Your task: Each line containing the word "true" should be found and copied.

──────── Source data

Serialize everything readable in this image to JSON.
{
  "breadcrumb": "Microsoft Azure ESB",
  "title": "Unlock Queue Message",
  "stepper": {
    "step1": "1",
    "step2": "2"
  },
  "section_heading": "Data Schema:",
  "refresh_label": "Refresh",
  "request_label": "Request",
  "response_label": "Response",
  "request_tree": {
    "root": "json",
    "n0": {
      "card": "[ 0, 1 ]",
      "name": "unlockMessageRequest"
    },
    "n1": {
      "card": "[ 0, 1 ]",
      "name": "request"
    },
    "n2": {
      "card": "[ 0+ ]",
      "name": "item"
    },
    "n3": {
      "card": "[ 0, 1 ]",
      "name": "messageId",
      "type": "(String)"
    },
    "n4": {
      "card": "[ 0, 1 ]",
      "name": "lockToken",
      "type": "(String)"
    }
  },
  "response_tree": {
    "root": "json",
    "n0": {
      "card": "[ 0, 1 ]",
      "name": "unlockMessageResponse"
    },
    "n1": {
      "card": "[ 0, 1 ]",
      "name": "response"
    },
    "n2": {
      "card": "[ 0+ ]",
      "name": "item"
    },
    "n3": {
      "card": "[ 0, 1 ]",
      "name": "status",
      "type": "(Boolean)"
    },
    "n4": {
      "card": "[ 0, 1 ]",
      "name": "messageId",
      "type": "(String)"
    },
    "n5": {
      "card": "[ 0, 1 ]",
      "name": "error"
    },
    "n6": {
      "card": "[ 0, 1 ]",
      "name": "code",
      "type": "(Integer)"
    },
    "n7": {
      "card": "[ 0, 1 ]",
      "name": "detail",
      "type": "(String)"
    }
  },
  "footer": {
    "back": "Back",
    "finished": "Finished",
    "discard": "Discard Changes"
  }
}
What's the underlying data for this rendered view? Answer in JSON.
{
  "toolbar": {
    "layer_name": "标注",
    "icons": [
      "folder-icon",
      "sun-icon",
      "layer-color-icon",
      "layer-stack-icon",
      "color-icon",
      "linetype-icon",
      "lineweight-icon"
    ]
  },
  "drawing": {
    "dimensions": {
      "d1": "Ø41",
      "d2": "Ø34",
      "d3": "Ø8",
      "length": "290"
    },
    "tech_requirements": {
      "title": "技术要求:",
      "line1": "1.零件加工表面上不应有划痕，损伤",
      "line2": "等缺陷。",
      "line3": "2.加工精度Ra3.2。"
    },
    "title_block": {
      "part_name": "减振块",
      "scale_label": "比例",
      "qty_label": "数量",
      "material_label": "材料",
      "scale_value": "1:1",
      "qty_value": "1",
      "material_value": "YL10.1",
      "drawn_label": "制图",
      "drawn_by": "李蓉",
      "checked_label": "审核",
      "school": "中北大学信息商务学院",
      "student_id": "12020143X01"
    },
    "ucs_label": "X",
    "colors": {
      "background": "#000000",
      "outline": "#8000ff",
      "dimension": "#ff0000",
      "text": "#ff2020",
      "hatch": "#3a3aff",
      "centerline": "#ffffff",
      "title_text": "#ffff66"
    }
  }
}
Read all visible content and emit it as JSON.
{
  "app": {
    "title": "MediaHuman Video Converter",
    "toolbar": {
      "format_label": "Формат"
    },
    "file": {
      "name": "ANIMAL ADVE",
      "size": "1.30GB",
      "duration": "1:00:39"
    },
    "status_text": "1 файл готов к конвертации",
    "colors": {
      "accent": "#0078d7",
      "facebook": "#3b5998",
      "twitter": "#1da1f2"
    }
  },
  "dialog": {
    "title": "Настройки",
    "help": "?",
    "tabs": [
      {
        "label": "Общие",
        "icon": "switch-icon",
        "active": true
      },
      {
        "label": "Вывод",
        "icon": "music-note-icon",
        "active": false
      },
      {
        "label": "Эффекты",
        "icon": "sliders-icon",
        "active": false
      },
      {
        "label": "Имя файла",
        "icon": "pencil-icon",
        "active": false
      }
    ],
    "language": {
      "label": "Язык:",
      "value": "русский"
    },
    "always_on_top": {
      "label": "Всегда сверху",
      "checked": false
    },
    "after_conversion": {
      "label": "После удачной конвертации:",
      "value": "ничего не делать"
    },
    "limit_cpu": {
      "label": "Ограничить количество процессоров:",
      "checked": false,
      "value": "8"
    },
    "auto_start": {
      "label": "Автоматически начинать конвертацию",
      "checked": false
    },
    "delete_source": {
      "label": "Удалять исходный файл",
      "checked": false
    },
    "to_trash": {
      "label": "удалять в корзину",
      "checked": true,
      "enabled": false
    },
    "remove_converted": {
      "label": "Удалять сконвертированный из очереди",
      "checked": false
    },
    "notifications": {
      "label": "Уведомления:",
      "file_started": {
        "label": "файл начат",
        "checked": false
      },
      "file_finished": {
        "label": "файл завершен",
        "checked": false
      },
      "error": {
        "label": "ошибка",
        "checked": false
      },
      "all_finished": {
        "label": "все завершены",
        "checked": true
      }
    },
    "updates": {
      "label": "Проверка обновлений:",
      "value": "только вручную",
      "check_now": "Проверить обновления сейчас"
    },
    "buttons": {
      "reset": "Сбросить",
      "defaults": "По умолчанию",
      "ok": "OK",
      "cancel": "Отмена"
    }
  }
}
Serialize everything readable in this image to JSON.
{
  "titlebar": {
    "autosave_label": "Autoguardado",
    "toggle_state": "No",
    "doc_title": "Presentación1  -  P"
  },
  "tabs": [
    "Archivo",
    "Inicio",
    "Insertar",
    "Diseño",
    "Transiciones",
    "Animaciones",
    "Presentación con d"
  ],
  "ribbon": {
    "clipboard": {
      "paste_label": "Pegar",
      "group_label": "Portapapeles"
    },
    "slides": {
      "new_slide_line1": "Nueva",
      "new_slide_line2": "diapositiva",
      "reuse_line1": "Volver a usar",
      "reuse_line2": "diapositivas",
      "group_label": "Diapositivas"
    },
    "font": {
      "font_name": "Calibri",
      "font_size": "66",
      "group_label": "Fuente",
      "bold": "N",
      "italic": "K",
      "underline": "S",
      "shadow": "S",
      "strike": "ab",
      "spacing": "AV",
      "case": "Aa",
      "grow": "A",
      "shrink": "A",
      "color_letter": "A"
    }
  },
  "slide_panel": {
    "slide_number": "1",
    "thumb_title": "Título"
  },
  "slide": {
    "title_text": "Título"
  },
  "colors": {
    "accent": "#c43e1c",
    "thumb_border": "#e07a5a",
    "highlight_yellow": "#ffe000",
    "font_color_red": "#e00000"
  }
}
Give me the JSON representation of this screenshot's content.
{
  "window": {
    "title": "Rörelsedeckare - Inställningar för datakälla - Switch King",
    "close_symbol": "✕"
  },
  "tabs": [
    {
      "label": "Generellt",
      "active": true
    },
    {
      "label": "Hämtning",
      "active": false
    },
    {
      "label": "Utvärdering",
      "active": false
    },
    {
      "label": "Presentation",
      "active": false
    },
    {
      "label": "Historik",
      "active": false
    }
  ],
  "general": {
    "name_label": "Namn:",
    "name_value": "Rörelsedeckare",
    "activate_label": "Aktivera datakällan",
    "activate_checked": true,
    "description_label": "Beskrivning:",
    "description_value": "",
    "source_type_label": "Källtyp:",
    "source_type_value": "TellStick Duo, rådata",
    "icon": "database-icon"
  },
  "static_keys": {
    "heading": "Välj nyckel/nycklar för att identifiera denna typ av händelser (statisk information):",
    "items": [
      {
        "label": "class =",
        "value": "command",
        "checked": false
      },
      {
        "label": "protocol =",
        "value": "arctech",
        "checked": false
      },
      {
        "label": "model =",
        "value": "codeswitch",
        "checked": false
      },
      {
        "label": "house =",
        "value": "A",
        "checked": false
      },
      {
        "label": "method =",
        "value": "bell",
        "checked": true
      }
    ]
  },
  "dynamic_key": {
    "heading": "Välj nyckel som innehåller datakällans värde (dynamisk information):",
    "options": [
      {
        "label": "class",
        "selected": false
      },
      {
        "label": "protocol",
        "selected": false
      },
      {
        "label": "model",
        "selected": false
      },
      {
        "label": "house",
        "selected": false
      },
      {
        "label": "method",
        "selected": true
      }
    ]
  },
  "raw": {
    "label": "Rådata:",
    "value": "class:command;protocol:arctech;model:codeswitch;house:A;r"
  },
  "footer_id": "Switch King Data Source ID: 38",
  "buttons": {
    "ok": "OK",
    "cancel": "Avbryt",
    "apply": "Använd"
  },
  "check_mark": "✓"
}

────────────────

Written answer:
        "active": true
      "checked": true,
        "checked": true
      "active": true
    "activate_checked": true,
        "checked": true
        "selected": true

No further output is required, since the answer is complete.